Start of Data extract
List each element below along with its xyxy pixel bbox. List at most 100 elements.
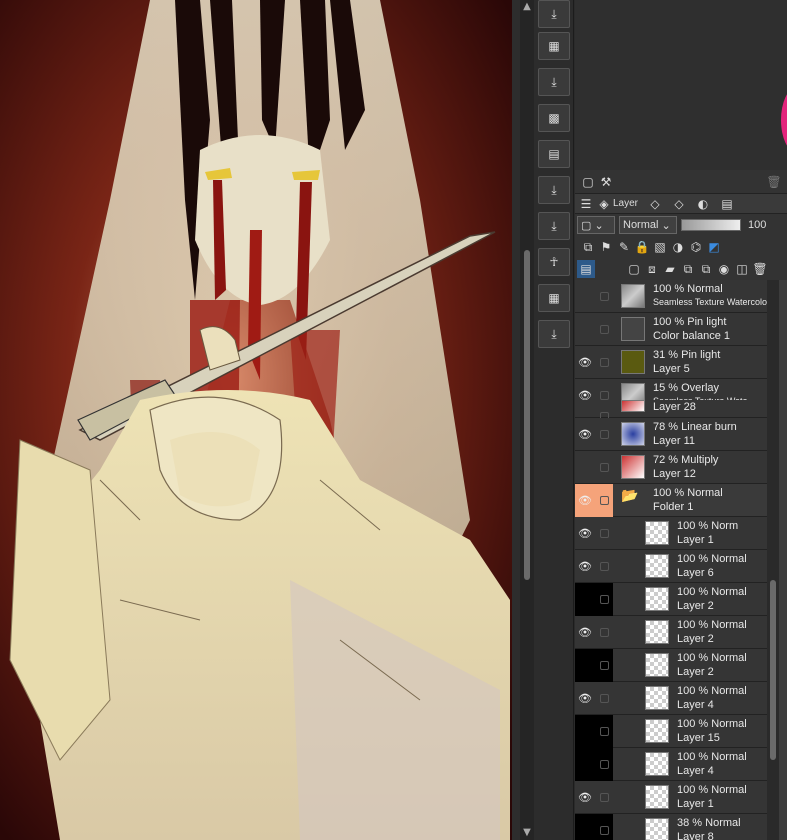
layer-lock-toggle[interactable]	[595, 517, 613, 550]
grid-button[interactable]: ▦	[538, 32, 570, 60]
tab-layer[interactable]: Layer	[613, 198, 638, 209]
layer-lock-toggle[interactable]	[595, 748, 613, 781]
artwork-canvas[interactable]	[0, 0, 512, 840]
draft-icon[interactable]: ✎	[615, 238, 633, 256]
visibility-eye-icon[interactable]: 👁	[575, 682, 595, 715]
visibility-eye-icon[interactable]	[575, 280, 595, 313]
clip-icon[interactable]: ⧉	[579, 238, 597, 256]
layer-lock-toggle[interactable]	[595, 715, 613, 748]
menu-icon[interactable]: ☰	[577, 195, 595, 213]
layer-thumbnail	[645, 752, 669, 776]
new-raster-icon[interactable]: ▢	[625, 260, 643, 278]
layer-list-scrollbar[interactable]	[767, 280, 779, 840]
visibility-eye-icon[interactable]: 👁	[575, 781, 595, 814]
tab-layer-search-icon[interactable]: ◇	[670, 195, 688, 213]
lock-transparent-icon[interactable]: ▧	[651, 238, 669, 256]
visibility-eye-icon[interactable]	[575, 814, 595, 840]
layer-list-scrollbar-thumb[interactable]	[770, 580, 776, 760]
visibility-eye-icon[interactable]: 👁	[575, 484, 595, 517]
layers-icon[interactable]: ◈	[595, 195, 613, 213]
import-button[interactable]: ⤓	[538, 0, 570, 28]
scrollbar-thumb[interactable]	[524, 250, 530, 580]
import-button-3[interactable]: ⤓	[538, 176, 570, 204]
layer-lock-toggle[interactable]	[595, 451, 613, 484]
visibility-eye-icon[interactable]	[575, 583, 595, 616]
visibility-eye-icon[interactable]: 👁	[575, 517, 595, 550]
trash-icon[interactable]: 🗑	[765, 173, 783, 191]
blend-mode-select[interactable]: Normal ⌄	[619, 216, 677, 234]
scroll-down-arrow-icon[interactable]: ▼	[520, 826, 534, 840]
layer-row[interactable]: 👁 100 % Norm Layer 1	[575, 517, 767, 550]
layer-lock-toggle[interactable]	[595, 550, 613, 583]
visibility-eye-icon[interactable]	[575, 451, 595, 484]
layer-row[interactable]: 👁 78 % Linear burn Layer 11	[575, 418, 767, 451]
layer-row[interactable]: 👁 📂 100 % Normal Folder 1	[575, 484, 767, 517]
new-layer-icon[interactable]: ▢	[579, 173, 597, 191]
layer-lock-toggle[interactable]	[595, 814, 613, 840]
new-folder-icon[interactable]: ▰	[661, 260, 679, 278]
visibility-eye-icon[interactable]	[575, 748, 595, 781]
layer-row[interactable]: 👁 100 % Normal Layer 4	[575, 682, 767, 715]
layer-lock-toggle[interactable]	[595, 616, 613, 649]
layer-row[interactable]: 38 % Normal Layer 8	[575, 814, 767, 840]
scroll-up-arrow-icon[interactable]: ▲	[520, 0, 534, 14]
layer-lock-toggle[interactable]	[595, 682, 613, 715]
tab-history-icon[interactable]: ▤	[718, 195, 736, 213]
ruler-button[interactable]: ▤	[538, 140, 570, 168]
layer-lock-toggle[interactable]	[595, 418, 613, 451]
layer-row[interactable]: 100 % Normal Layer 2	[575, 649, 767, 682]
merge-icon[interactable]: ⧉	[697, 260, 715, 278]
apply-mask-icon[interactable]: ◫	[733, 260, 751, 278]
import-button-4[interactable]: ⤓	[538, 212, 570, 240]
layer-row[interactable]: 100 % Normal Layer 2	[575, 583, 767, 616]
layer-row[interactable]: 👁 31 % Pin light Layer 5	[575, 346, 767, 379]
pattern-button[interactable]: ▩	[538, 104, 570, 132]
layer-row[interactable]: 👁 100 % Normal Layer 2	[575, 616, 767, 649]
download-icon: ⤓	[551, 74, 557, 89]
layer-row[interactable]: 100 % Normal Seamless Texture Watercolor	[575, 280, 767, 313]
visibility-eye-icon[interactable]	[575, 313, 595, 346]
layer-lock-toggle[interactable]	[595, 649, 613, 682]
layer-row[interactable]: 👁 100 % Normal Layer 1	[575, 781, 767, 814]
reference-icon[interactable]: ⚑	[597, 238, 615, 256]
lock-icon[interactable]: 🔒	[633, 238, 651, 256]
visibility-eye-icon[interactable]: 👁	[575, 418, 595, 451]
tab-animation-icon[interactable]: ◐	[694, 195, 712, 213]
grid-button-2[interactable]: ▦	[538, 284, 570, 312]
canvas-vertical-scrollbar[interactable]: ▲ ▼	[520, 0, 534, 840]
visibility-eye-icon[interactable]: 👁	[575, 616, 595, 649]
layer-view-icon[interactable]: ▤	[577, 260, 595, 278]
layer-row[interactable]: 100 % Normal Layer 4	[575, 748, 767, 781]
import-button-2[interactable]: ⤓	[538, 68, 570, 96]
new-vector-icon[interactable]: ⧈	[643, 260, 661, 278]
layer-row[interactable]: 100 % Normal Layer 15	[575, 715, 767, 748]
visibility-eye-icon[interactable]: 👁	[575, 550, 595, 583]
layer-row[interactable]: Layer 28	[575, 400, 767, 421]
layer-lock-toggle[interactable]	[595, 583, 613, 616]
pose-button[interactable]: ☥	[538, 248, 570, 276]
layer-lock-toggle[interactable]	[595, 280, 613, 313]
visibility-eye-icon[interactable]	[575, 649, 595, 682]
wrench-icon[interactable]: ⚒	[597, 173, 615, 191]
visibility-eye-icon[interactable]	[575, 715, 595, 748]
delete-layer-icon[interactable]: 🗑	[751, 260, 769, 278]
layer-row[interactable]: 👁 100 % Normal Layer 6	[575, 550, 767, 583]
ruler-range-icon[interactable]: ⌬	[687, 238, 705, 256]
layer-lock-toggle[interactable]	[595, 484, 613, 517]
color-icon[interactable]: ◩	[705, 238, 723, 256]
mask-add-icon[interactable]: ◉	[715, 260, 733, 278]
layer-row[interactable]: 100 % Pin light Color balance 1	[575, 313, 767, 346]
mask-icon[interactable]: ◑	[669, 238, 687, 256]
opacity-value[interactable]: 100	[745, 216, 775, 234]
visibility-eye-icon[interactable]: 👁	[575, 346, 595, 379]
opacity-slider[interactable]	[681, 219, 741, 231]
layer-lock-toggle[interactable]	[595, 346, 613, 379]
layer-lock-toggle[interactable]	[595, 781, 613, 814]
layer-row[interactable]: 72 % Multiply Layer 12	[575, 451, 767, 484]
tab-layer-property-icon[interactable]: ◇	[646, 195, 664, 213]
layer-lock-toggle[interactable]	[595, 313, 613, 346]
expression-color-select[interactable]: ▢ ⌄	[577, 216, 615, 234]
import-button-5[interactable]: ⤓	[538, 320, 570, 348]
layer-thumbnail	[645, 653, 669, 677]
transfer-icon[interactable]: ⧉	[679, 260, 697, 278]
End of Data extract
*Set exercise*. Reproduce the records above verbatim, omitting the pictures.

*Written response*.
List each element below along with its xyxy pixel bbox. List at most 100 elements.
layer-lock-toggle[interactable]	[595, 517, 613, 550]
grid-button[interactable]: ▦	[538, 32, 570, 60]
tab-layer[interactable]: Layer	[613, 198, 638, 209]
layer-lock-toggle[interactable]	[595, 748, 613, 781]
artwork-canvas[interactable]	[0, 0, 512, 840]
draft-icon[interactable]: ✎	[615, 238, 633, 256]
visibility-eye-icon[interactable]: 👁	[575, 682, 595, 715]
visibility-eye-icon[interactable]	[575, 280, 595, 313]
clip-icon[interactable]: ⧉	[579, 238, 597, 256]
layer-lock-toggle[interactable]	[595, 715, 613, 748]
menu-icon[interactable]: ☰	[577, 195, 595, 213]
layer-thumbnail	[645, 752, 669, 776]
new-raster-icon[interactable]: ▢	[625, 260, 643, 278]
layer-list-scrollbar[interactable]	[767, 280, 779, 840]
visibility-eye-icon[interactable]: 👁	[575, 781, 595, 814]
tab-layer-search-icon[interactable]: ◇	[670, 195, 688, 213]
lock-transparent-icon[interactable]: ▧	[651, 238, 669, 256]
visibility-eye-icon[interactable]	[575, 814, 595, 840]
layer-list-scrollbar-thumb[interactable]	[770, 580, 776, 760]
visibility-eye-icon[interactable]: 👁	[575, 484, 595, 517]
layers-icon[interactable]: ◈	[595, 195, 613, 213]
import-button[interactable]: ⤓	[538, 0, 570, 28]
scrollbar-thumb[interactable]	[524, 250, 530, 580]
import-button-3[interactable]: ⤓	[538, 176, 570, 204]
layer-lock-toggle[interactable]	[595, 451, 613, 484]
visibility-eye-icon[interactable]	[575, 583, 595, 616]
visibility-eye-icon[interactable]: 👁	[575, 517, 595, 550]
trash-icon[interactable]: 🗑	[765, 173, 783, 191]
blend-mode-select[interactable]: Normal ⌄	[619, 216, 677, 234]
scroll-down-arrow-icon[interactable]: ▼	[520, 826, 534, 840]
layer-row[interactable]: 👁 100 % Norm Layer 1	[575, 517, 767, 550]
layer-lock-toggle[interactable]	[595, 550, 613, 583]
visibility-eye-icon[interactable]	[575, 451, 595, 484]
layer-row[interactable]: 👁 78 % Linear burn Layer 11	[575, 418, 767, 451]
layer-row[interactable]: 👁 📂 100 % Normal Folder 1	[575, 484, 767, 517]
new-layer-icon[interactable]: ▢	[579, 173, 597, 191]
layer-lock-toggle[interactable]	[595, 814, 613, 840]
new-folder-icon[interactable]: ▰	[661, 260, 679, 278]
visibility-eye-icon[interactable]	[575, 748, 595, 781]
layer-row[interactable]: 👁 100 % Normal Layer 4	[575, 682, 767, 715]
layer-lock-toggle[interactable]	[595, 616, 613, 649]
layer-row[interactable]: 38 % Normal Layer 8	[575, 814, 767, 840]
scroll-up-arrow-icon[interactable]: ▲	[520, 0, 534, 14]
layer-lock-toggle[interactable]	[595, 682, 613, 715]
tab-history-icon[interactable]: ▤	[718, 195, 736, 213]
ruler-button[interactable]: ▤	[538, 140, 570, 168]
layer-lock-toggle[interactable]	[595, 418, 613, 451]
layer-row[interactable]: 100 % Normal Layer 2	[575, 649, 767, 682]
merge-icon[interactable]: ⧉	[697, 260, 715, 278]
apply-mask-icon[interactable]: ◫	[733, 260, 751, 278]
import-button-4[interactable]: ⤓	[538, 212, 570, 240]
layer-row[interactable]: 100 % Normal Layer 2	[575, 583, 767, 616]
layer-row[interactable]: 👁 31 % Pin light Layer 5	[575, 346, 767, 379]
pattern-button[interactable]: ▩	[538, 104, 570, 132]
layer-row[interactable]: 👁 100 % Normal Layer 2	[575, 616, 767, 649]
download-icon: ⤓	[551, 74, 557, 89]
layer-row[interactable]: 100 % Normal Seamless Texture Watercolor	[575, 280, 767, 313]
visibility-eye-icon[interactable]	[575, 313, 595, 346]
layer-lock-toggle[interactable]	[595, 649, 613, 682]
layer-row[interactable]: 👁 100 % Normal Layer 1	[575, 781, 767, 814]
reference-icon[interactable]: ⚑	[597, 238, 615, 256]
lock-icon[interactable]: 🔒	[633, 238, 651, 256]
visibility-eye-icon[interactable]: 👁	[575, 418, 595, 451]
tab-animation-icon[interactable]: ◐	[694, 195, 712, 213]
grid-button-2[interactable]: ▦	[538, 284, 570, 312]
canvas-vertical-scrollbar[interactable]: ▲ ▼	[520, 0, 534, 840]
visibility-eye-icon[interactable]: 👁	[575, 616, 595, 649]
layer-view-icon[interactable]: ▤	[577, 260, 595, 278]
layer-row[interactable]: 100 % Normal Layer 4	[575, 748, 767, 781]
import-button-2[interactable]: ⤓	[538, 68, 570, 96]
new-vector-icon[interactable]: ⧈	[643, 260, 661, 278]
layer-row[interactable]: 100 % Normal Layer 15	[575, 715, 767, 748]
visibility-eye-icon[interactable]: 👁	[575, 550, 595, 583]
layer-row[interactable]: Layer 28	[575, 400, 767, 421]
layer-lock-toggle[interactable]	[595, 583, 613, 616]
pose-button[interactable]: ☥	[538, 248, 570, 276]
layer-lock-toggle[interactable]	[595, 280, 613, 313]
visibility-eye-icon[interactable]	[575, 649, 595, 682]
wrench-icon[interactable]: ⚒	[597, 173, 615, 191]
visibility-eye-icon[interactable]	[575, 715, 595, 748]
delete-layer-icon[interactable]: 🗑	[751, 260, 769, 278]
layer-row[interactable]: 👁 100 % Normal Layer 6	[575, 550, 767, 583]
ruler-range-icon[interactable]: ⌬	[687, 238, 705, 256]
layer-lock-toggle[interactable]	[595, 484, 613, 517]
color-icon[interactable]: ◩	[705, 238, 723, 256]
mask-add-icon[interactable]: ◉	[715, 260, 733, 278]
layer-row[interactable]: 100 % Pin light Color balance 1	[575, 313, 767, 346]
mask-icon[interactable]: ◑	[669, 238, 687, 256]
opacity-value[interactable]: 100	[745, 216, 775, 234]
visibility-eye-icon[interactable]: 👁	[575, 346, 595, 379]
opacity-slider[interactable]	[681, 219, 741, 231]
layer-lock-toggle[interactable]	[595, 346, 613, 379]
layer-lock-toggle[interactable]	[595, 781, 613, 814]
layer-row[interactable]: 72 % Multiply Layer 12	[575, 451, 767, 484]
tab-layer-property-icon[interactable]: ◇	[646, 195, 664, 213]
layer-lock-toggle[interactable]	[595, 313, 613, 346]
expression-color-select[interactable]: ▢ ⌄	[577, 216, 615, 234]
import-button-5[interactable]: ⤓	[538, 320, 570, 348]
layer-thumbnail	[645, 653, 669, 677]
transfer-icon[interactable]: ⧉	[679, 260, 697, 278]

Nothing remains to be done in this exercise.